Reproduce all of the data exactly, with no line skipped.

Collection entries
····················

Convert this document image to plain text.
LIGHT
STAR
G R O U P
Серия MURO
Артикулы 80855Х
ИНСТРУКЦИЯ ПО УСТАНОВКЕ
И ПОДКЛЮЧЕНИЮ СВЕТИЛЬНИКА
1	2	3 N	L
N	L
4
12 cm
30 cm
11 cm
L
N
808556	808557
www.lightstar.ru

····················

■ TASK RESULT
Convert this document image to plain text.
LIGHT
STAR
G R O U P
Серия MURO
Артикулы 80855Х
ИНСТРУКЦИЯ ПО УСТАНОВКЕ
И ПОДКЛЮЧЕНИЮ СВЕТИЛЬНИКА
1	2	3 N	L
N	L
4
12 cm
30 cm
11 cm
L
N
808556	808557
www.lightstar.ru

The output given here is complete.